■ Task prompt: Skip the pictures and extract all of the lines exactly as written.

== Data to use

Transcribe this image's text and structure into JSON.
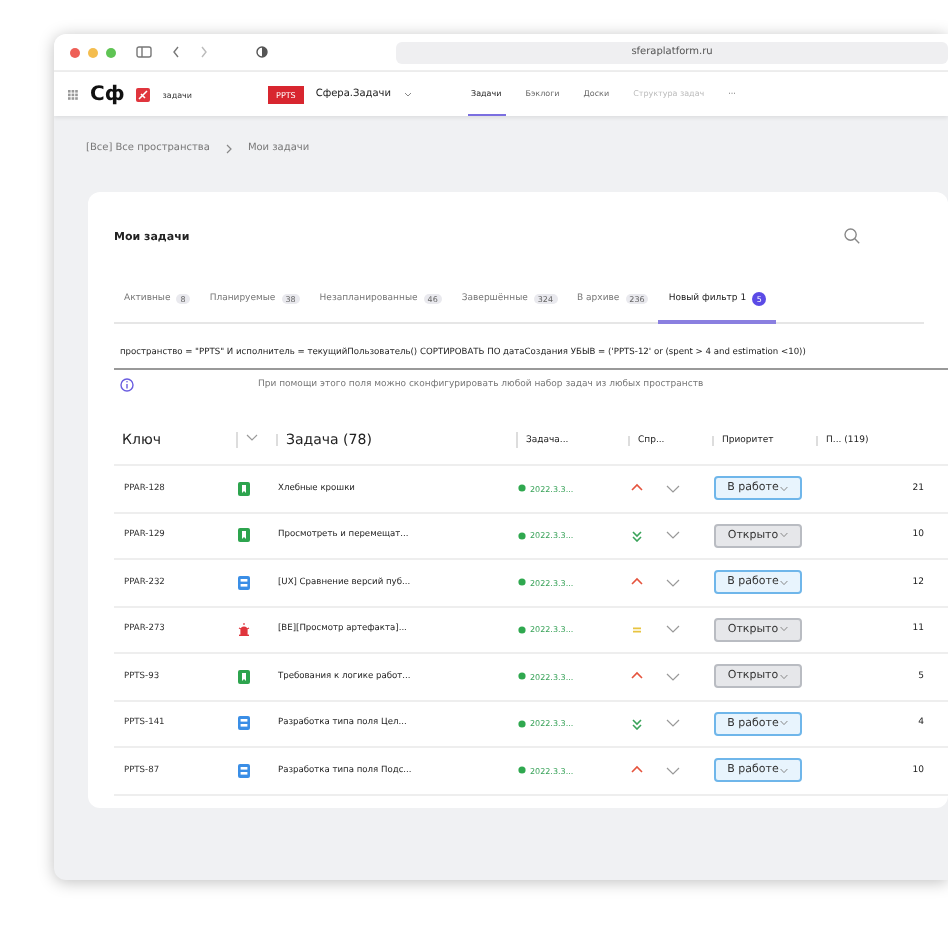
{
  "browser": {
    "address": "sferaplatform.ru"
  },
  "app": {
    "logo": "Сф",
    "product": "задачи",
    "project_badge": "PPTS",
    "project_name": "Сфера.Задачи",
    "nav": [
      {
        "label": "Задачи",
        "selected": true,
        "disabled": false
      },
      {
        "label": "Бэклоги",
        "selected": false,
        "disabled": false
      },
      {
        "label": "Доски",
        "selected": false,
        "disabled": false
      },
      {
        "label": "Структура задач",
        "selected": false,
        "disabled": true
      },
      {
        "label": "···",
        "selected": false,
        "disabled": false
      }
    ]
  },
  "breadcrumb": [
    "[Все] Все пространства",
    "Мои задачи"
  ],
  "card": {
    "title": "Мои задачи",
    "tabs": [
      {
        "label": "Активные",
        "count": "8",
        "selected": false
      },
      {
        "label": "Планируемые",
        "count": "38",
        "selected": false
      },
      {
        "label": "Незапланированные",
        "count": "46",
        "selected": false
      },
      {
        "label": "Завершённые",
        "count": "324",
        "selected": false
      },
      {
        "label": "В архиве",
        "count": "236",
        "selected": false
      },
      {
        "label": "Новый фильтр 1",
        "count": "5",
        "selected": true
      }
    ],
    "query": "пространство = \"PPTS\" И исполнитель = текущийПользователь() СОРТИРОВАТЬ ПО датаСоздания УБЫВ  = ('PPTS-12' or (spent > 4 and estimation <10))",
    "hint": "При помощи этого поля можно сконфигурировать любой набор задач из любых пространств",
    "table": {
      "columns": [
        "Ключ",
        "Задача (78)",
        "Задача...",
        "Спр...",
        "Приоритет",
        "П... (119)"
      ],
      "rows": [
        {
          "key": "PPAR-128",
          "type_icon": {
            "kind": "story"
          },
          "task": "Хлебные крошки",
          "date": "2022.3.3...",
          "priority_icon": {
            "kind": "high"
          },
          "status": {
            "label": "В работе",
            "kind": "in_progress"
          },
          "column_6": "21"
        },
        {
          "key": "PPAR-129",
          "type_icon": {
            "kind": "story"
          },
          "task": "Просмотреть и перемещат...",
          "date": "2022.3.3...",
          "priority_icon": {
            "kind": "lowest"
          },
          "status": {
            "label": "Открыто",
            "kind": "open"
          },
          "column_6": "10"
        },
        {
          "key": "PPAR-232",
          "type_icon": {
            "kind": "task"
          },
          "task": "[UX] Сравнение версий пуб...",
          "date": "2022.3.3...",
          "priority_icon": {
            "kind": "high"
          },
          "status": {
            "label": "В работе",
            "kind": "in_progress"
          },
          "column_6": "12"
        },
        {
          "key": "PPAR-273",
          "type_icon": {
            "kind": "bug"
          },
          "task": "[BE][Просмотр артефакта]...",
          "date": "2022.3.3...",
          "priority_icon": {
            "kind": "medium"
          },
          "status": {
            "label": "Открыто",
            "kind": "open"
          },
          "column_6": "11"
        },
        {
          "key": "PPTS-93",
          "type_icon": {
            "kind": "story"
          },
          "task": "Требования к логике работ...",
          "date": "2022.3.3...",
          "priority_icon": {
            "kind": "high"
          },
          "status": {
            "label": "Открыто",
            "kind": "open"
          },
          "column_6": "5"
        },
        {
          "key": "PPTS-141",
          "type_icon": {
            "kind": "task"
          },
          "task": "Разработка типа поля Цел...",
          "date": "2022.3.3...",
          "priority_icon": {
            "kind": "lowest"
          },
          "status": {
            "label": "В работе",
            "kind": "in_progress"
          },
          "column_6": "4"
        },
        {
          "key": "PPTS-87",
          "type_icon": {
            "kind": "task"
          },
          "task": "Разработка типа поля Подс...",
          "date": "2022.3.3...",
          "priority_icon": {
            "kind": "high"
          },
          "status": {
            "label": "В работе",
            "kind": "in_progress"
          },
          "column_6": "10"
        }
      ]
    }
  }
}
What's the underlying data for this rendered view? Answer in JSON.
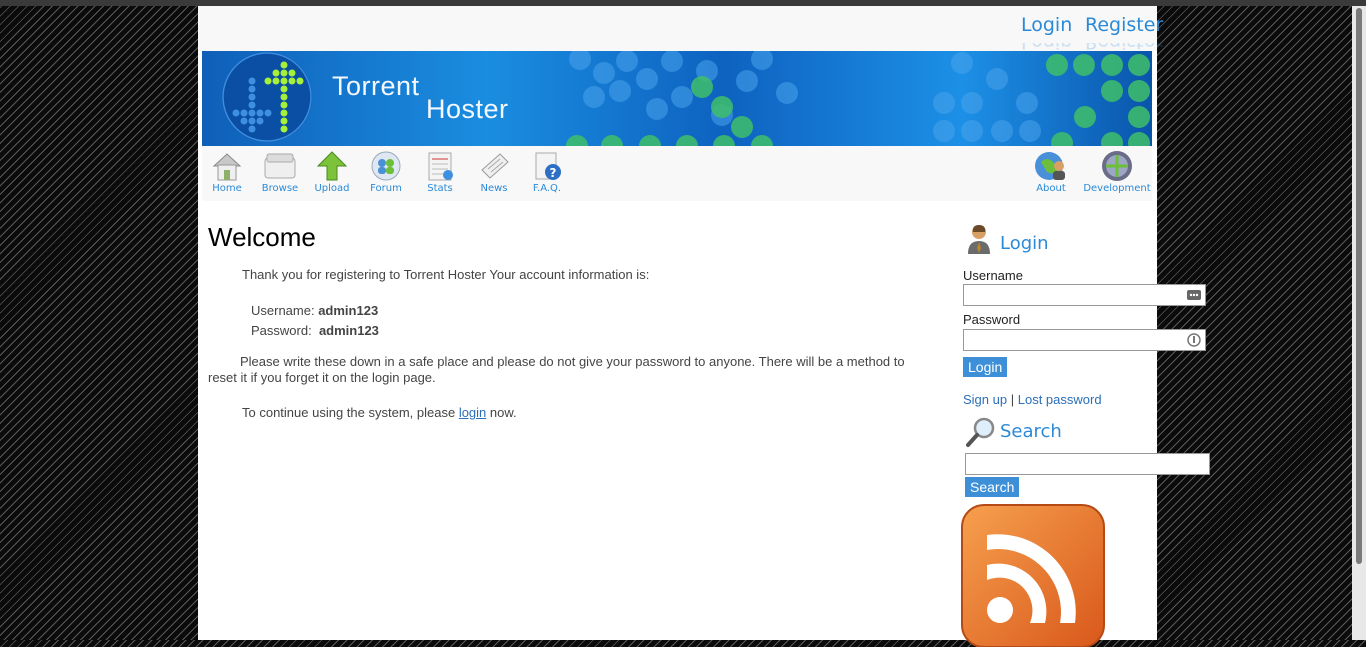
{
  "header": {
    "login_link": "Login",
    "register_link": "Register"
  },
  "banner": {
    "brand_line1": "Torrent",
    "brand_line2": "Hoster"
  },
  "nav": {
    "left": [
      {
        "label": "Home",
        "icon": "home-icon"
      },
      {
        "label": "Browse",
        "icon": "browse-icon"
      },
      {
        "label": "Upload",
        "icon": "upload-icon"
      },
      {
        "label": "Forum",
        "icon": "forum-icon"
      },
      {
        "label": "Stats",
        "icon": "stats-icon"
      },
      {
        "label": "News",
        "icon": "news-icon"
      },
      {
        "label": "F.A.Q.",
        "icon": "faq-icon"
      }
    ],
    "right": [
      {
        "label": "About",
        "icon": "about-icon"
      },
      {
        "label": "Development",
        "icon": "development-icon"
      }
    ]
  },
  "main": {
    "title": "Welcome",
    "intro": "Thank you for registering to Torrent Hoster Your account information is:",
    "username_label": "Username:",
    "username_value": "admin123",
    "password_label": "Password:",
    "password_value": "admin123",
    "notice": "Please write these down in a safe place and please do not give your password to anyone. There will be a method to reset it if you forget it on the login page.",
    "continue_prefix": "To continue using the system, please",
    "continue_link": "login",
    "continue_suffix": "now."
  },
  "sidebar": {
    "login_title": "Login",
    "username_label": "Username",
    "username_value": "",
    "password_label": "Password",
    "password_value": "",
    "login_button": "Login",
    "signup_link": "Sign up",
    "separator": "|",
    "lost_password_link": "Lost password",
    "search_title": "Search",
    "search_value": "",
    "search_button": "Search"
  },
  "colors": {
    "link": "#2b8ad8",
    "button": "#3d8fd8",
    "banner_blue": "#1a8de0",
    "rss_orange": "#ef7d25"
  }
}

====

■ Result for this task:
Transcribe this image's text and structure into JSON.
{
  "browser": {
    "address": "sferaplatform.ru"
  },
  "app": {
    "logo": "Сф",
    "product": "задачи",
    "project_badge": "PPTS",
    "project_name": "Сфера.Задачи",
    "nav": [
      {
        "label": "Задачи",
        "selected": true,
        "disabled": false
      },
      {
        "label": "Бэклоги",
        "selected": false,
        "disabled": false
      },
      {
        "label": "Доски",
        "selected": false,
        "disabled": false
      },
      {
        "label": "Структура задач",
        "selected": false,
        "disabled": true
      },
      {
        "label": "···",
        "selected": false,
        "disabled": false
      }
    ]
  },
  "breadcrumb": [
    "[Все] Все пространства",
    "Мои задачи"
  ],
  "card": {
    "title": "Мои задачи",
    "tabs": [
      {
        "label": "Активные",
        "count": "8",
        "selected": false
      },
      {
        "label": "Планируемые",
        "count": "38",
        "selected": false
      },
      {
        "label": "Незапланированные",
        "count": "46",
        "selected": false
      },
      {
        "label": "Завершённые",
        "count": "324",
        "selected": false
      },
      {
        "label": "В архиве",
        "count": "236",
        "selected": false
      },
      {
        "label": "Новый фильтр 1",
        "count": "5",
        "selected": true
      }
    ],
    "query": "пространство = \"PPTS\" И исполнитель = текущийПользователь() СОРТИРОВАТЬ ПО датаСоздания УБЫВ  = ('PPTS-12' or (spent > 4 and estimation <10))",
    "hint": "При помощи этого поля можно сконфигурировать любой набор задач из любых пространств",
    "table": {
      "columns": [
        "Ключ",
        "Задача (78)",
        "Задача...",
        "Спр...",
        "Приоритет",
        "П... (119)"
      ],
      "rows": [
        {
          "key": "PPAR-128",
          "type_icon": {
            "kind": "story"
          },
          "task": "Хлебные крошки",
          "date": "2022.3.3...",
          "priority_icon": {
            "kind": "high"
          },
          "status": {
            "label": "В работе",
            "kind": "in_progress"
          },
          "column_6": "21"
        },
        {
          "key": "PPAR-129",
          "type_icon": {
            "kind": "story"
          },
          "task": "Просмотреть и перемещат...",
          "date": "2022.3.3...",
          "priority_icon": {
            "kind": "lowest"
          },
          "status": {
            "label": "Открыто",
            "kind": "open"
          },
          "column_6": "10"
        },
        {
          "key": "PPAR-232",
          "type_icon": {
            "kind": "task"
          },
          "task": "[UX] Сравнение версий пуб...",
          "date": "2022.3.3...",
          "priority_icon": {
            "kind": "high"
          },
          "status": {
            "label": "В работе",
            "kind": "in_progress"
          },
          "column_6": "12"
        },
        {
          "key": "PPAR-273",
          "type_icon": {
            "kind": "bug"
          },
          "task": "[BE][Просмотр артефакта]...",
          "date": "2022.3.3...",
          "priority_icon": {
            "kind": "medium"
          },
          "status": {
            "label": "Открыто",
            "kind": "open"
          },
          "column_6": "11"
        },
        {
          "key": "PPTS-93",
          "type_icon": {
            "kind": "story"
          },
          "task": "Требования к логике работ...",
          "date": "2022.3.3...",
          "priority_icon": {
            "kind": "high"
          },
          "status": {
            "label": "Открыто",
            "kind": "open"
          },
          "column_6": "5"
        },
        {
          "key": "PPTS-141",
          "type_icon": {
            "kind": "task"
          },
          "task": "Разработка типа поля Цел...",
          "date": "2022.3.3...",
          "priority_icon": {
            "kind": "lowest"
          },
          "status": {
            "label": "В работе",
            "kind": "in_progress"
          },
          "column_6": "4"
        },
        {
          "key": "PPTS-87",
          "type_icon": {
            "kind": "task"
          },
          "task": "Разработка типа поля Подс...",
          "date": "2022.3.3...",
          "priority_icon": {
            "kind": "high"
          },
          "status": {
            "label": "В работе",
            "kind": "in_progress"
          },
          "column_6": "10"
        }
      ]
    }
  }
}
What's the underlying data for this rendered view? Answer in JSON.
{
  "header": {
    "login_link": "Login",
    "register_link": "Register"
  },
  "banner": {
    "brand_line1": "Torrent",
    "brand_line2": "Hoster"
  },
  "nav": {
    "left": [
      {
        "label": "Home",
        "icon": "home-icon"
      },
      {
        "label": "Browse",
        "icon": "browse-icon"
      },
      {
        "label": "Upload",
        "icon": "upload-icon"
      },
      {
        "label": "Forum",
        "icon": "forum-icon"
      },
      {
        "label": "Stats",
        "icon": "stats-icon"
      },
      {
        "label": "News",
        "icon": "news-icon"
      },
      {
        "label": "F.A.Q.",
        "icon": "faq-icon"
      }
    ],
    "right": [
      {
        "label": "About",
        "icon": "about-icon"
      },
      {
        "label": "Development",
        "icon": "development-icon"
      }
    ]
  },
  "main": {
    "title": "Welcome",
    "intro": "Thank you for registering to Torrent Hoster Your account information is:",
    "username_label": "Username:",
    "username_value": "admin123",
    "password_label": "Password:",
    "password_value": "admin123",
    "notice": "Please write these down in a safe place and please do not give your password to anyone. There will be a method to reset it if you forget it on the login page.",
    "continue_prefix": "To continue using the system, please",
    "continue_link": "login",
    "continue_suffix": "now."
  },
  "sidebar": {
    "login_title": "Login",
    "username_label": "Username",
    "username_value": "",
    "password_label": "Password",
    "password_value": "",
    "login_button": "Login",
    "signup_link": "Sign up",
    "separator": "|",
    "lost_password_link": "Lost password",
    "search_title": "Search",
    "search_value": "",
    "search_button": "Search"
  },
  "colors": {
    "link": "#2b8ad8",
    "button": "#3d8fd8",
    "banner_blue": "#1a8de0",
    "rss_orange": "#ef7d25"
  }
}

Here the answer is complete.